• **The problem**
Please pull out the lines that begin with the one containing "Patent image size: (424, 1178)." and end with the one containing "The vertical tube", and reproduce them word for word.

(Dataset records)
---+---

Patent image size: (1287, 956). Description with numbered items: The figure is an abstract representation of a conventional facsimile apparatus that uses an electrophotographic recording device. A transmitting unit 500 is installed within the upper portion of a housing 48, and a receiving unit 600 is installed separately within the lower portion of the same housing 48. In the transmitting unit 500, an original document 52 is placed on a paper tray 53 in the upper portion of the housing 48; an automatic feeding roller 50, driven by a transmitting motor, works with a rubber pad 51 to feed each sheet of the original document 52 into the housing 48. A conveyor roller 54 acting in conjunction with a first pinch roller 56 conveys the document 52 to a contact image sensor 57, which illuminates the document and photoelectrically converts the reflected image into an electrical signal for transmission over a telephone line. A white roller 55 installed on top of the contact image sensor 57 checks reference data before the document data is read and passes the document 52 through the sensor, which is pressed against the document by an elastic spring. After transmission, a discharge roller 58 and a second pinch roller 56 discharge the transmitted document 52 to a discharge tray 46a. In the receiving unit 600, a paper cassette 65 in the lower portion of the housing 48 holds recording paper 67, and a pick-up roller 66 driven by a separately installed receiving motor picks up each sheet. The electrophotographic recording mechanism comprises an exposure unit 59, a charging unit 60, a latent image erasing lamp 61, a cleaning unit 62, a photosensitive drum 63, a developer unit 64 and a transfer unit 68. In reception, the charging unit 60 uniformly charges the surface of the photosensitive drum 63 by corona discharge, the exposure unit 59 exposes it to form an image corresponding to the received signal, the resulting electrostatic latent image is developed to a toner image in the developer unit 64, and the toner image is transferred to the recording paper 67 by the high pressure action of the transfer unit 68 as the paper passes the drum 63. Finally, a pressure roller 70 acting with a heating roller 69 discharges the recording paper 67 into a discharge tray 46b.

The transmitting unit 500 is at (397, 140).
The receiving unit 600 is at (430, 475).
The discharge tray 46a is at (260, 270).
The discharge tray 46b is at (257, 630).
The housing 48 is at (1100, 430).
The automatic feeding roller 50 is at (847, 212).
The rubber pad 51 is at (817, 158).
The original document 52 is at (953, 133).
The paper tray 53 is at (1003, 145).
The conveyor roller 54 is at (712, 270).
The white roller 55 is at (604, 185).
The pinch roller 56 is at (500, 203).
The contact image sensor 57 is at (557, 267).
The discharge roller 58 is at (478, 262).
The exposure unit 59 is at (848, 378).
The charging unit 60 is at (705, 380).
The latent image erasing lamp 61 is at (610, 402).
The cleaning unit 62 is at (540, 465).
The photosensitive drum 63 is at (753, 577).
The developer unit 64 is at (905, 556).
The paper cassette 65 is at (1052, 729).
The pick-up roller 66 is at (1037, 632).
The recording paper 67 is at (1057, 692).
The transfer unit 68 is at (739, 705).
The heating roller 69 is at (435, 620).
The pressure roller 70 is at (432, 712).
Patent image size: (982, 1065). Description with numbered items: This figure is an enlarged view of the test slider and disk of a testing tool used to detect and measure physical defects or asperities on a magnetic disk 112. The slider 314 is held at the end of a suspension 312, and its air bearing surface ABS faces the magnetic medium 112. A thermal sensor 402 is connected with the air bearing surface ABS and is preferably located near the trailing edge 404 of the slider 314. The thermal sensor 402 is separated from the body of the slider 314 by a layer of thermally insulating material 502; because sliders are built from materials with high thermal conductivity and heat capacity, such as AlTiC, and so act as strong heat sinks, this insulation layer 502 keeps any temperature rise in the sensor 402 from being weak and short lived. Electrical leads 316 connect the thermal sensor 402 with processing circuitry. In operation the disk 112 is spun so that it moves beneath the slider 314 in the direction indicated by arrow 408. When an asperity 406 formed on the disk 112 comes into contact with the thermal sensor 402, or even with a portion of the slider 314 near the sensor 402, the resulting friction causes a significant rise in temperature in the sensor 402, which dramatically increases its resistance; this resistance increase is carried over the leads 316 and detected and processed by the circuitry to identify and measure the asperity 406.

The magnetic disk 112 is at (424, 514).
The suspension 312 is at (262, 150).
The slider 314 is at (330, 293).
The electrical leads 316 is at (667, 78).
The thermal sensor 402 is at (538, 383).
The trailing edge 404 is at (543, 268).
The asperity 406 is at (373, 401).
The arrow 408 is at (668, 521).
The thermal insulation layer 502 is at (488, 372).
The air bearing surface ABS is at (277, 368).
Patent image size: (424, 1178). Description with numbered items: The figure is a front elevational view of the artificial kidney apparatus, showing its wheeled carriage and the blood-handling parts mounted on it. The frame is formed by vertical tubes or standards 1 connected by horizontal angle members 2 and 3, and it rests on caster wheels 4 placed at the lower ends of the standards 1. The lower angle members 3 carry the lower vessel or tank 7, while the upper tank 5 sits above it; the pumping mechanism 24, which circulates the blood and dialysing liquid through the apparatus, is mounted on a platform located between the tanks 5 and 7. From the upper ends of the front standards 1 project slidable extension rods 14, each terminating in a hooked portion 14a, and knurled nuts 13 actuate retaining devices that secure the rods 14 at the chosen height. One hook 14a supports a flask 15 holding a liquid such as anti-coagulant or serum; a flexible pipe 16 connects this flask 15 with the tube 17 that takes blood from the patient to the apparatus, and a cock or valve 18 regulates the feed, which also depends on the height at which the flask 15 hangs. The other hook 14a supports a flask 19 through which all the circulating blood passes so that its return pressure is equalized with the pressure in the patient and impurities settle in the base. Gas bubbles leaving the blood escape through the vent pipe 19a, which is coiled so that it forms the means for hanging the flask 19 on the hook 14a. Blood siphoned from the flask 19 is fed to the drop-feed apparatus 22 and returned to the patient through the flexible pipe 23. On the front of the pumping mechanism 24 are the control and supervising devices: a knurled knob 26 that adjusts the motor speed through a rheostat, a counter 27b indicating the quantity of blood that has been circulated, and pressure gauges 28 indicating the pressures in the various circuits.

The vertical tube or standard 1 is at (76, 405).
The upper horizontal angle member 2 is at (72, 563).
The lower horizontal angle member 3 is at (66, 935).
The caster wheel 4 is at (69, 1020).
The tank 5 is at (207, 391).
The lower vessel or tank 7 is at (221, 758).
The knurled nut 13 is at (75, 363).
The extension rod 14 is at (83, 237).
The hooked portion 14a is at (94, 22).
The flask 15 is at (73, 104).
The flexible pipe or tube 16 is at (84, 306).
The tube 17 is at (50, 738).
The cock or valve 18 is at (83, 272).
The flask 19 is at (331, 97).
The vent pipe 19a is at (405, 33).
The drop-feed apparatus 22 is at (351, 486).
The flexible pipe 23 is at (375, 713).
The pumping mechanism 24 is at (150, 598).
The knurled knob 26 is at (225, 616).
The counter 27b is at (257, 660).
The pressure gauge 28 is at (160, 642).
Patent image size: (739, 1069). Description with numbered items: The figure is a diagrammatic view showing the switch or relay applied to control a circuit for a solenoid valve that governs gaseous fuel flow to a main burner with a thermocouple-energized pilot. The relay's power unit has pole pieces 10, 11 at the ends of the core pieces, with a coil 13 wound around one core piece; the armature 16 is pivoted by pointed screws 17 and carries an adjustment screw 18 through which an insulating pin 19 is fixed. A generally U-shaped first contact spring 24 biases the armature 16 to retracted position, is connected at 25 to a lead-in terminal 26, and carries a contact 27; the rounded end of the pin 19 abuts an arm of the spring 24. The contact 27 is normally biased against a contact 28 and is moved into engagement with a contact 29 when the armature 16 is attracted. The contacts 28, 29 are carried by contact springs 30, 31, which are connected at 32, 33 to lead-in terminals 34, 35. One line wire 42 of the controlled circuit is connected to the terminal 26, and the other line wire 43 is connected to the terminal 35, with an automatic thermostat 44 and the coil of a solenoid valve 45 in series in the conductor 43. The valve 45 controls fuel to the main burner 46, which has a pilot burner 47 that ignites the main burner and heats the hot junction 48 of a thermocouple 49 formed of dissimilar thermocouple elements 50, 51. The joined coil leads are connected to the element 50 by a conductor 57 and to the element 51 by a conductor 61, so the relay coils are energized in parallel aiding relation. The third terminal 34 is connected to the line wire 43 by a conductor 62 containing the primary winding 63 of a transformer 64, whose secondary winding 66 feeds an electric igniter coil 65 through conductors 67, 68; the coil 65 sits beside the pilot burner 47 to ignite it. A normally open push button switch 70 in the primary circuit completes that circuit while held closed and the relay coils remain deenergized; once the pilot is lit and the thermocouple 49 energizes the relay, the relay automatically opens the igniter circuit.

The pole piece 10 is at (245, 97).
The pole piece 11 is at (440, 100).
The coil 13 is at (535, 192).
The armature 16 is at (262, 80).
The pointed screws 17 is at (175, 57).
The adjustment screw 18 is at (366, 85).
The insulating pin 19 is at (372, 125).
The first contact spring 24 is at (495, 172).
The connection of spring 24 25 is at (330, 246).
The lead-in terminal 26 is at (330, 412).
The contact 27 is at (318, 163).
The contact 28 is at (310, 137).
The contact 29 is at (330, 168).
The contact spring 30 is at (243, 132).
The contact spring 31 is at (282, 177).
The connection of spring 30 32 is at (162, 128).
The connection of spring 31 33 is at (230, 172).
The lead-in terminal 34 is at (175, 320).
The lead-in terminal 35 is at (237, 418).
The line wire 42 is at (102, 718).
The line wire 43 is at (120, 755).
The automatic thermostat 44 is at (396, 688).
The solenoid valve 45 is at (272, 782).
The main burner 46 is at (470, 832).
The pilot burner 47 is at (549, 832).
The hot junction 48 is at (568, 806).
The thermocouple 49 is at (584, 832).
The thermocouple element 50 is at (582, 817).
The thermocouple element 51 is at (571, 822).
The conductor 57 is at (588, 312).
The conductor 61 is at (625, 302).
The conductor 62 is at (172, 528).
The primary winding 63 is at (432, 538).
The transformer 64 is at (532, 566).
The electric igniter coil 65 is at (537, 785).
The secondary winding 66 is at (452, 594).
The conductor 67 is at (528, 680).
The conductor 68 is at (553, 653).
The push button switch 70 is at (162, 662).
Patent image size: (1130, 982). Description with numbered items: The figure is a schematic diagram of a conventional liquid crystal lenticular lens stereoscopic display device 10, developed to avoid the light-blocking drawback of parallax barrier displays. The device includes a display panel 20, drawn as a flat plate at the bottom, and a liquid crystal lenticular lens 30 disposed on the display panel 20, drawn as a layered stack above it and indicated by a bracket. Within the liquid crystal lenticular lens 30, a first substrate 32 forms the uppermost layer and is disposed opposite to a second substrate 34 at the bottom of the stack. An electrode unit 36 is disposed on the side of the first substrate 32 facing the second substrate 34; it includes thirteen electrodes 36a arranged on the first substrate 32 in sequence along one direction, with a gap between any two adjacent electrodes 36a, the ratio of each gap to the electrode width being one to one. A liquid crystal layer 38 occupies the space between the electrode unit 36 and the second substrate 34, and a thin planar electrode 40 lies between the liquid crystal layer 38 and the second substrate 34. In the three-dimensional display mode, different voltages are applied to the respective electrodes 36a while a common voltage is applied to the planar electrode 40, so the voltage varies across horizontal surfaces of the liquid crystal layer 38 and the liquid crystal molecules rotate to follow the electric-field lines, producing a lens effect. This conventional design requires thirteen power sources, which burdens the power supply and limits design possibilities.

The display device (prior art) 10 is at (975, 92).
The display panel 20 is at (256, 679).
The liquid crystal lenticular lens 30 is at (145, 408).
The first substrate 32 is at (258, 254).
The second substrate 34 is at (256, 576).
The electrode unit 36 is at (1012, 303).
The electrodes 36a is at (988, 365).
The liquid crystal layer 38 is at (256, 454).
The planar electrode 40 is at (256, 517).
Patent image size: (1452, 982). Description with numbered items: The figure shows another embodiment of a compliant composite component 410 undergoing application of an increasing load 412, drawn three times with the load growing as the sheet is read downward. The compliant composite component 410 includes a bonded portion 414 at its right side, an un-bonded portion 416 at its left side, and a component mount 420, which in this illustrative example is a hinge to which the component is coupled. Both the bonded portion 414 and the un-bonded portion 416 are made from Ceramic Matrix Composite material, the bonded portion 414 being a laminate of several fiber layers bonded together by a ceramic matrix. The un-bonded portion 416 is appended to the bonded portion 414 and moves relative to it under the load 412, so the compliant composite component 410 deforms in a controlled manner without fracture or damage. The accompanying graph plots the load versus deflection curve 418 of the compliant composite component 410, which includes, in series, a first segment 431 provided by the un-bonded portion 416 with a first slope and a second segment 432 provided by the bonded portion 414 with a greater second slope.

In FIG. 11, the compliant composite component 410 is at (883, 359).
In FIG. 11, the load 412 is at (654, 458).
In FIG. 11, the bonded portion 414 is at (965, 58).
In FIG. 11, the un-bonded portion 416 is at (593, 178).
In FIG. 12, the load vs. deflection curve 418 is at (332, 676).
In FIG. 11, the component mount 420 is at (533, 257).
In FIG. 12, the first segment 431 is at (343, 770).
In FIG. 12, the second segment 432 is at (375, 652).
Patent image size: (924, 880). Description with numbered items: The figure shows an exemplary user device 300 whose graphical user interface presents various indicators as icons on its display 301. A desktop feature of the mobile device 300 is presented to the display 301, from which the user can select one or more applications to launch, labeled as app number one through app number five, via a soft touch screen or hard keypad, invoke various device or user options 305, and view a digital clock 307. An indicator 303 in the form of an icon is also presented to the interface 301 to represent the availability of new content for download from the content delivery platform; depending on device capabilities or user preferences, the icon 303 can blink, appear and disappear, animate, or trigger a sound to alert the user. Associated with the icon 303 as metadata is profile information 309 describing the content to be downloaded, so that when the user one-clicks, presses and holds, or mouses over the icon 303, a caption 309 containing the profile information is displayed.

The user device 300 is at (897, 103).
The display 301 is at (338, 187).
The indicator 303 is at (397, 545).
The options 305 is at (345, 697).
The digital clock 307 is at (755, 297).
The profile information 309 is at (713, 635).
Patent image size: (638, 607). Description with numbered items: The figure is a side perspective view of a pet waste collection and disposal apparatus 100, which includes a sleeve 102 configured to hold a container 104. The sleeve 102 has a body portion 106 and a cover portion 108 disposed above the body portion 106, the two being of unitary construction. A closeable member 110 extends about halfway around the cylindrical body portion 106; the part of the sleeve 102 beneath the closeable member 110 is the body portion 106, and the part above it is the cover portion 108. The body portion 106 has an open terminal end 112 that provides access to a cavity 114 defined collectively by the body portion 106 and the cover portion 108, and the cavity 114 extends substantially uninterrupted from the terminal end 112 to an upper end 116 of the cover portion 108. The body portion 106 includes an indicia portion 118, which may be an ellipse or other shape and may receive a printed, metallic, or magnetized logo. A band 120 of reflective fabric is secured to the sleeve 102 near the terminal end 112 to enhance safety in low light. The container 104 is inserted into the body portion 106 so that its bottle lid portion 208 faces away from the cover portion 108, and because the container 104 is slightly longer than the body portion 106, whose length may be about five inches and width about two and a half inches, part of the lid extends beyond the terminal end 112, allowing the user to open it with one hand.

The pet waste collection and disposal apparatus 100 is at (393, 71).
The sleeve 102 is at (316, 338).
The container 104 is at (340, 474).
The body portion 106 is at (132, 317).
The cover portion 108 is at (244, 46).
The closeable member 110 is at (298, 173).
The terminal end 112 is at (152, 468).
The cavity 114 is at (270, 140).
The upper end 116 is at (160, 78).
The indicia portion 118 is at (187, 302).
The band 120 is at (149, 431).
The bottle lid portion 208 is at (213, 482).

---+---

• **Exercise output**
Patent image size: (424, 1178). Description with numbered items: The figure is a front elevational view of the artificial kidney apparatus, showing its wheeled carriage and the blood-handling parts mounted on it. The frame is formed by vertical tubes or standards 1 connected by horizontal angle members 2 and 3, and it rests on caster wheels 4 placed at the lower ends of the standards 1. The lower angle members 3 carry the lower vessel or tank 7, while the upper tank 5 sits above it; the pumping mechanism 24, which circulates the blood and dialysing liquid through the apparatus, is mounted on a platform located between the tanks 5 and 7. From the upper ends of the front standards 1 project slidable extension rods 14, each terminating in a hooked portion 14a, and knurled nuts 13 actuate retaining devices that secure the rods 14 at the chosen height. One hook 14a supports a flask 15 holding a liquid such as anti-coagulant or serum; a flexible pipe 16 connects this flask 15 with the tube 17 that takes blood from the patient to the apparatus, and a cock or valve 18 regulates the feed, which also depends on the height at which the flask 15 hangs. The other hook 14a supports a flask 19 through which all the circulating blood passes so that its return pressure is equalized with the pressure in the patient and impurities settle in the base. Gas bubbles leaving the blood escape through the vent pipe 19a, which is coiled so that it forms the means for hanging the flask 19 on the hook 14a. Blood siphoned from the flask 19 is fed to the drop-feed apparatus 22 and returned to the patient through the flexible pipe 23. On the front of the pumping mechanism 24 are the control and supervising devices: a knurled knob 26 that adjusts the motor speed through a rheostat, a counter 27b indicating the quantity of blood that has been circulated, and pressure gauges 28 indicating the pressures in the various circuits.

The vertical tube or standard 1 is at (76, 405).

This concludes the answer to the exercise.